RECORDS FOR PROCESSING:
************
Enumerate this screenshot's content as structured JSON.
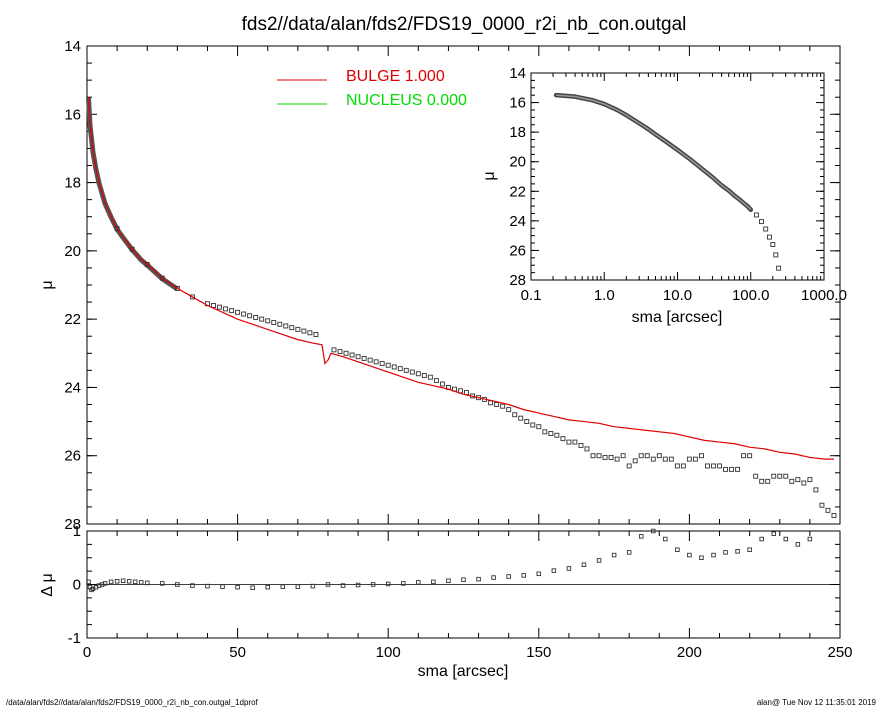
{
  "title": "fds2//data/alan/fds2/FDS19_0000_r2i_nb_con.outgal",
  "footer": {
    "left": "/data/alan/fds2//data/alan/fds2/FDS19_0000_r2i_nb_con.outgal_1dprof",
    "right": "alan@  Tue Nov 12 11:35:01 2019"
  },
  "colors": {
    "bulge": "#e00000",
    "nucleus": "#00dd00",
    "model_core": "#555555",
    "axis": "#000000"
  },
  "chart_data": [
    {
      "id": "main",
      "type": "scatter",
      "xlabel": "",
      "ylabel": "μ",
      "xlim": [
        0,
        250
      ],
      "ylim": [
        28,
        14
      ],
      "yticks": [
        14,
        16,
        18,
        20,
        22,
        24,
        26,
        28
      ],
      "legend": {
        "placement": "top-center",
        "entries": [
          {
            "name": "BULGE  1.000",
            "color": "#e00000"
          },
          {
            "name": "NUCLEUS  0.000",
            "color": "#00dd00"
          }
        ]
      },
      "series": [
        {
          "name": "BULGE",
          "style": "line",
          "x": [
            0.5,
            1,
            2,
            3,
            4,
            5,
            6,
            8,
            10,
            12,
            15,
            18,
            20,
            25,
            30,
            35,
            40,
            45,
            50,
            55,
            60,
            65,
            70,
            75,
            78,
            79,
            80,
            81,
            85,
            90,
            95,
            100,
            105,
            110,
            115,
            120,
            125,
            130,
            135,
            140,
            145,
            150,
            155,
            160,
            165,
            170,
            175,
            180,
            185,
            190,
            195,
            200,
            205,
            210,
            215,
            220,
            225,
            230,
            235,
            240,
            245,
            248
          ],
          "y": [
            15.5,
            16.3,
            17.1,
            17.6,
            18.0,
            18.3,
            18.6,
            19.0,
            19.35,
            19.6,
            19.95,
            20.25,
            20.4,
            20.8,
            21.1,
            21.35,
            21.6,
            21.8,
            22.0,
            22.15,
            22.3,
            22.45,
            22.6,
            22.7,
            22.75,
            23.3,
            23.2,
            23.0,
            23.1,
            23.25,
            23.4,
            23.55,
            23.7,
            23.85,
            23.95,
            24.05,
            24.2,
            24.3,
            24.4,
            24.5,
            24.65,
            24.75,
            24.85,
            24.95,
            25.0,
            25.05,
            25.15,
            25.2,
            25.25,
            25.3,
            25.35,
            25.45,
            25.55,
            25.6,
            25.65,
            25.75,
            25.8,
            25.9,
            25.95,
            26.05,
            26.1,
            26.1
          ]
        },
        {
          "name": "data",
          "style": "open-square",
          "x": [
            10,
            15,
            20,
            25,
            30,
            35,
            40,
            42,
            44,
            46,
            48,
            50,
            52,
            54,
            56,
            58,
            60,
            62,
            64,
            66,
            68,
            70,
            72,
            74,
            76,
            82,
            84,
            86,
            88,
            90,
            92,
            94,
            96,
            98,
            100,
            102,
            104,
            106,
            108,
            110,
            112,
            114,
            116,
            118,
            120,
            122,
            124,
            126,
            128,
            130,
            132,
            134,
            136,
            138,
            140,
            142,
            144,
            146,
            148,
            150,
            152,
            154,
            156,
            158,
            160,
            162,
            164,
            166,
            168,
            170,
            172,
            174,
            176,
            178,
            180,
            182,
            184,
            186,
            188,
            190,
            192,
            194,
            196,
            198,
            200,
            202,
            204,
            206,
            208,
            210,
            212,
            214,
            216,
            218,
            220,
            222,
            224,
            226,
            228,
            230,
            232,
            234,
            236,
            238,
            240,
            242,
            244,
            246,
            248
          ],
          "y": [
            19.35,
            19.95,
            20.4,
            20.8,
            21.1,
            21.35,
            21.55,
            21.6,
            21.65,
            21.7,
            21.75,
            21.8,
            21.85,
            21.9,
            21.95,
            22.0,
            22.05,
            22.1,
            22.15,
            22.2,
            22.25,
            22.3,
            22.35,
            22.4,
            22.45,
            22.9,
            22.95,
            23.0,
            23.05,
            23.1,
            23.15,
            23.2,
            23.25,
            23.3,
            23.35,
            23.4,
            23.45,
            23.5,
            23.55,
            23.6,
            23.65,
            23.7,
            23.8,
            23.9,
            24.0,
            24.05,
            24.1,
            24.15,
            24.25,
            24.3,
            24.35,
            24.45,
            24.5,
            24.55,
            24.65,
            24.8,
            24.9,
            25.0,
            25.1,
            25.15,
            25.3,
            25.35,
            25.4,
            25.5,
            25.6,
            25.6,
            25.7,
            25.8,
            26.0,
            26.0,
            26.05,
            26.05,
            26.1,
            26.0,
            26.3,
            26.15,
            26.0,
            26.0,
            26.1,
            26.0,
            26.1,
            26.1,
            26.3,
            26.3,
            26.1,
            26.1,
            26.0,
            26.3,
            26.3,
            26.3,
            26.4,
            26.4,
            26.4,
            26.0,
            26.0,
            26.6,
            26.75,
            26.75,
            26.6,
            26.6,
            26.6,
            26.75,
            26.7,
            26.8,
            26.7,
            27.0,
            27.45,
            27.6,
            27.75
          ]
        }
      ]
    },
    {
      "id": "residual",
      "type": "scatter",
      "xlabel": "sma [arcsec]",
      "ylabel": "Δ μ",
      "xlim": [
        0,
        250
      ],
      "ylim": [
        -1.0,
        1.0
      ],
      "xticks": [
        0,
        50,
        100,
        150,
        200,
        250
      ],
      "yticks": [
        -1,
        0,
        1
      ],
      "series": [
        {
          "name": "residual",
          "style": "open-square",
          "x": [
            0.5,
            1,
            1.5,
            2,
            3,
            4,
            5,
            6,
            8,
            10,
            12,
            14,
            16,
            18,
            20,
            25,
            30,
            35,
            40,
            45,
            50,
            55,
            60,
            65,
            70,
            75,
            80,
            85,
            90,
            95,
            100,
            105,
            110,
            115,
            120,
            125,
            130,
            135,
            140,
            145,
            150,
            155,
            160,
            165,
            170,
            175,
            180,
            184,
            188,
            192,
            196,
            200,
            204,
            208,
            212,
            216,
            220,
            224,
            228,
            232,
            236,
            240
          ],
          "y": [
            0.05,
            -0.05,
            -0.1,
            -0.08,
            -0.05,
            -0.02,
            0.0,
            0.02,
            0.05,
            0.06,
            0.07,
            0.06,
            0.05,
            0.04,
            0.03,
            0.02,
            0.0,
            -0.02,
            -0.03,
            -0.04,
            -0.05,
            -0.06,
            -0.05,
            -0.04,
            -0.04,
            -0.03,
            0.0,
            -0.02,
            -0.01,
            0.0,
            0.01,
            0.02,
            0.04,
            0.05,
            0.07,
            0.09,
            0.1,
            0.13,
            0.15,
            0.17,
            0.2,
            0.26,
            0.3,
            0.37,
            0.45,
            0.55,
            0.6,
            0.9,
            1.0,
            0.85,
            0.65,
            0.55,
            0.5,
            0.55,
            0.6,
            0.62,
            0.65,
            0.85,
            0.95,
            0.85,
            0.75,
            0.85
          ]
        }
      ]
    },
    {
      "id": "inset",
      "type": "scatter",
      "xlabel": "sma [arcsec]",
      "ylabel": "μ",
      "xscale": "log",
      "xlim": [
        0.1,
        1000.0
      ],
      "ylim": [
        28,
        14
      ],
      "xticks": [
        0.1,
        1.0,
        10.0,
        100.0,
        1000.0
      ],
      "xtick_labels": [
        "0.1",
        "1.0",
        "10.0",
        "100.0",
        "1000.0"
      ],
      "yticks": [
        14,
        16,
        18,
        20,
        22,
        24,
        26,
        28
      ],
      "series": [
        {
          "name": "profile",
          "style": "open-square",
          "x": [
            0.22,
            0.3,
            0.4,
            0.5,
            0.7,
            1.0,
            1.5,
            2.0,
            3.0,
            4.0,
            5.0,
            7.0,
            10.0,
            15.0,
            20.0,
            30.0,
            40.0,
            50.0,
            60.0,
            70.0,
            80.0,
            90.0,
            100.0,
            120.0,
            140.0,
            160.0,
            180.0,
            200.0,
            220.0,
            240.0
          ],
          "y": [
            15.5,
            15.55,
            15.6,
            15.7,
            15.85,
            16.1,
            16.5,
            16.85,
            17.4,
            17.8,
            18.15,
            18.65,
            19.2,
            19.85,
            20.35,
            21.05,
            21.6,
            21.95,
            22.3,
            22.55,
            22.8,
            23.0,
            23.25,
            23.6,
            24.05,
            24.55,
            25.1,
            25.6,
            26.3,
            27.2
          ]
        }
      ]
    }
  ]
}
************
Your task is to gather all lines from the entries above that hold the word "name".

            "name": "BULGE  1.000",
            "name": "NUCLEUS  0.000",
          "name": "BULGE",
          "name": "data",
          "name": "residual",
          "name": "profile",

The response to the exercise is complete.